- [WHAT YOU WILL DO]: The records below should be written out again, exactly.

+++

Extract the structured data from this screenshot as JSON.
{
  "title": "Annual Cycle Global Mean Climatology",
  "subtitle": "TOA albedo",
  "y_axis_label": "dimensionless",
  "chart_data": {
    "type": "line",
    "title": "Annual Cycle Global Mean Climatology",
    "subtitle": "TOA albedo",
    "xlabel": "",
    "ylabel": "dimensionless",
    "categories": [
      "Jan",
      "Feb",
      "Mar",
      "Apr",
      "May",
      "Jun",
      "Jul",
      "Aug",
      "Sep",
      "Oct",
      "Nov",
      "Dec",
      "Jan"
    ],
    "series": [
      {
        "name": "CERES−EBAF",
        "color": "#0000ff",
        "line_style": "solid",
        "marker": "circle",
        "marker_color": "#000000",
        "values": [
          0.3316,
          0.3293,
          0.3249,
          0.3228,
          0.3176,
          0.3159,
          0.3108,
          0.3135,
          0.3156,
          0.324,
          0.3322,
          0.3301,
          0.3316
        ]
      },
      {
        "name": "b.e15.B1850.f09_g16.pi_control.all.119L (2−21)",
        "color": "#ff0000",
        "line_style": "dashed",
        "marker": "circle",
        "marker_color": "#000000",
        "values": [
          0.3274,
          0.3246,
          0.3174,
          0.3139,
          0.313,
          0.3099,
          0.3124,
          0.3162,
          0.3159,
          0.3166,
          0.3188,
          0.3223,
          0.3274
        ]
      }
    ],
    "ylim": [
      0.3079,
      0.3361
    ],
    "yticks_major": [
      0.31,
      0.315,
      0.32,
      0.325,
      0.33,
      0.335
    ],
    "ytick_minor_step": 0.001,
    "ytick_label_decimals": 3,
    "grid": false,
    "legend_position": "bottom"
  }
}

+++

- [ANSWER FOR THE TASK]:
Extract the structured data from this screenshot as JSON.
{
  "title": "Annual Cycle Global Mean Climatology",
  "subtitle": "TOA albedo",
  "y_axis_label": "dimensionless",
  "chart_data": {
    "type": "line",
    "title": "Annual Cycle Global Mean Climatology",
    "subtitle": "TOA albedo",
    "xlabel": "",
    "ylabel": "dimensionless",
    "categories": [
      "Jan",
      "Feb",
      "Mar",
      "Apr",
      "May",
      "Jun",
      "Jul",
      "Aug",
      "Sep",
      "Oct",
      "Nov",
      "Dec",
      "Jan"
    ],
    "series": [
      {
        "name": "CERES−EBAF",
        "color": "#0000ff",
        "line_style": "solid",
        "marker": "circle",
        "marker_color": "#000000",
        "values": [
          0.3316,
          0.3293,
          0.3249,
          0.3228,
          0.3176,
          0.3159,
          0.3108,
          0.3135,
          0.3156,
          0.324,
          0.3322,
          0.3301,
          0.3316
        ]
      },
      {
        "name": "b.e15.B1850.f09_g16.pi_control.all.119L (2−21)",
        "color": "#ff0000",
        "line_style": "dashed",
        "marker": "circle",
        "marker_color": "#000000",
        "values": [
          0.3274,
          0.3246,
          0.3174,
          0.3139,
          0.313,
          0.3099,
          0.3124,
          0.3162,
          0.3159,
          0.3166,
          0.3188,
          0.3223,
          0.3274
        ]
      }
    ],
    "ylim": [
      0.3079,
      0.3361
    ],
    "yticks_major": [
      0.31,
      0.315,
      0.32,
      0.325,
      0.33,
      0.335
    ],
    "ytick_minor_step": 0.001,
    "ytick_label_decimals": 3,
    "grid": false,
    "legend_position": "bottom"
  }
}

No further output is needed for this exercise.